Without the pictures, can you quote each line below exactly?

Begin Records provided

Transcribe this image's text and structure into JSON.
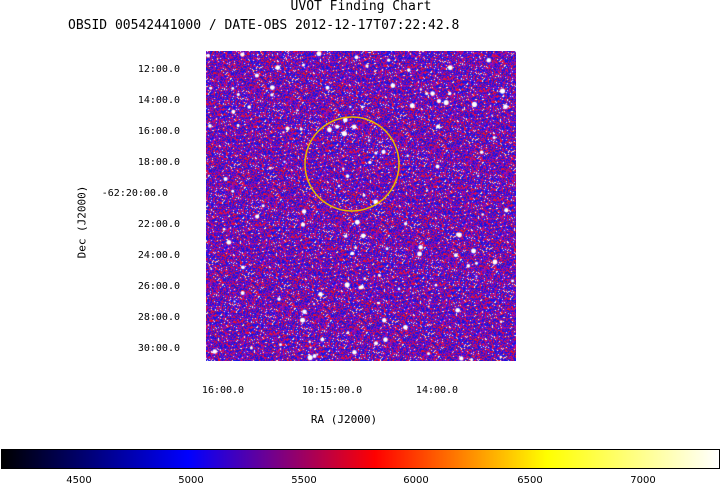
{
  "chart": {
    "title": "UVOT Finding Chart",
    "subtitle": "OBSID 00542441000 / DATE-OBS 2012-12-17T07:22:42.8",
    "xlabel": "RA (J2000)",
    "ylabel": "Dec (J2000)",
    "dec_ticks": [
      "12:00.0",
      "14:00.0",
      "16:00.0",
      "18:00.0",
      "-62:20:00.0",
      "22:00.0",
      "24:00.0",
      "26:00.0",
      "28:00.0",
      "30:00.0"
    ],
    "ra_ticks": [
      "16:00.0",
      "10:15:00.0",
      "14:00.0"
    ],
    "region_color": "#e6b800"
  },
  "colorbar": {
    "ticks": [
      "4500",
      "5000",
      "5500",
      "6000",
      "6500",
      "7000"
    ],
    "colors": [
      "#000000",
      "#0000ff",
      "#ff0000",
      "#ffff00",
      "#ffffff"
    ]
  }
}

End Records provided

» **Answer for this exercise**
Transcribe this image's text and structure into JSON.
{
  "chart": {
    "title": "UVOT Finding Chart",
    "subtitle": "OBSID 00542441000 / DATE-OBS 2012-12-17T07:22:42.8",
    "xlabel": "RA (J2000)",
    "ylabel": "Dec (J2000)",
    "dec_ticks": [
      "12:00.0",
      "14:00.0",
      "16:00.0",
      "18:00.0",
      "-62:20:00.0",
      "22:00.0",
      "24:00.0",
      "26:00.0",
      "28:00.0",
      "30:00.0"
    ],
    "ra_ticks": [
      "16:00.0",
      "10:15:00.0",
      "14:00.0"
    ],
    "region_color": "#e6b800"
  },
  "colorbar": {
    "ticks": [
      "4500",
      "5000",
      "5500",
      "6000",
      "6500",
      "7000"
    ],
    "colors": [
      "#000000",
      "#0000ff",
      "#ff0000",
      "#ffff00",
      "#ffffff"
    ]
  }
}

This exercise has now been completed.